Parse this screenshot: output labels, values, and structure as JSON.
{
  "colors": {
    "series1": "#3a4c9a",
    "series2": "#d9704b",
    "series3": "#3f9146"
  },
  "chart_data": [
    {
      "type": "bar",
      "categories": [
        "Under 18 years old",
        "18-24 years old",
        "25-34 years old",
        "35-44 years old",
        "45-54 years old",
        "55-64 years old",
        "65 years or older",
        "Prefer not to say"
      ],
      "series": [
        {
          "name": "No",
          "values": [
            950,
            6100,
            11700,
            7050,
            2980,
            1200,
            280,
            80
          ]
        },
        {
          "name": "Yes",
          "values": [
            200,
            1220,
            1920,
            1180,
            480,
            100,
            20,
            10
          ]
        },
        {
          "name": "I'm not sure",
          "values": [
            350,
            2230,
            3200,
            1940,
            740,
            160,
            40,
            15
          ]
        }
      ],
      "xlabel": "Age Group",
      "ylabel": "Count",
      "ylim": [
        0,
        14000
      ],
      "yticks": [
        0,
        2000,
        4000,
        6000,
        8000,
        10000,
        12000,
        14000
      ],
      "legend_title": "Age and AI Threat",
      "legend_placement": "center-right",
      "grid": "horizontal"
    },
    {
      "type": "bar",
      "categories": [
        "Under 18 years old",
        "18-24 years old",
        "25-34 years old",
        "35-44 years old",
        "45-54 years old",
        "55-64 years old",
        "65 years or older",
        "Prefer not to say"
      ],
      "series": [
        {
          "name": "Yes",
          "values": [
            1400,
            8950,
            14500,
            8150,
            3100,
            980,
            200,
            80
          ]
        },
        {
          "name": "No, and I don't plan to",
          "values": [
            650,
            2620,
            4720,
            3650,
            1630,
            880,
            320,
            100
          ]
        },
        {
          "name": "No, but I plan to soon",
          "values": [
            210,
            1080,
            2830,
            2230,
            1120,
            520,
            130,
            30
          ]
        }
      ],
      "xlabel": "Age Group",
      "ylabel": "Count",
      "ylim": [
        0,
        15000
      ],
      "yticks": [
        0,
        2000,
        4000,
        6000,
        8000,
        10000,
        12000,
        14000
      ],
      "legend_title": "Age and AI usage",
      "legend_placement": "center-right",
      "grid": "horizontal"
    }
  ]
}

++++++++++++++++++++

▶ [Exercise details]
The records above should be repeated in full, exactly as given.

▶ [Completed task]
Parse this screenshot: output labels, values, and structure as JSON.
{
  "colors": {
    "series1": "#3a4c9a",
    "series2": "#d9704b",
    "series3": "#3f9146"
  },
  "chart_data": [
    {
      "type": "bar",
      "categories": [
        "Under 18 years old",
        "18-24 years old",
        "25-34 years old",
        "35-44 years old",
        "45-54 years old",
        "55-64 years old",
        "65 years or older",
        "Prefer not to say"
      ],
      "series": [
        {
          "name": "No",
          "values": [
            950,
            6100,
            11700,
            7050,
            2980,
            1200,
            280,
            80
          ]
        },
        {
          "name": "Yes",
          "values": [
            200,
            1220,
            1920,
            1180,
            480,
            100,
            20,
            10
          ]
        },
        {
          "name": "I'm not sure",
          "values": [
            350,
            2230,
            3200,
            1940,
            740,
            160,
            40,
            15
          ]
        }
      ],
      "xlabel": "Age Group",
      "ylabel": "Count",
      "ylim": [
        0,
        14000
      ],
      "yticks": [
        0,
        2000,
        4000,
        6000,
        8000,
        10000,
        12000,
        14000
      ],
      "legend_title": "Age and AI Threat",
      "legend_placement": "center-right",
      "grid": "horizontal"
    },
    {
      "type": "bar",
      "categories": [
        "Under 18 years old",
        "18-24 years old",
        "25-34 years old",
        "35-44 years old",
        "45-54 years old",
        "55-64 years old",
        "65 years or older",
        "Prefer not to say"
      ],
      "series": [
        {
          "name": "Yes",
          "values": [
            1400,
            8950,
            14500,
            8150,
            3100,
            980,
            200,
            80
          ]
        },
        {
          "name": "No, and I don't plan to",
          "values": [
            650,
            2620,
            4720,
            3650,
            1630,
            880,
            320,
            100
          ]
        },
        {
          "name": "No, but I plan to soon",
          "values": [
            210,
            1080,
            2830,
            2230,
            1120,
            520,
            130,
            30
          ]
        }
      ],
      "xlabel": "Age Group",
      "ylabel": "Count",
      "ylim": [
        0,
        15000
      ],
      "yticks": [
        0,
        2000,
        4000,
        6000,
        8000,
        10000,
        12000,
        14000
      ],
      "legend_title": "Age and AI usage",
      "legend_placement": "center-right",
      "grid": "horizontal"
    }
  ]
}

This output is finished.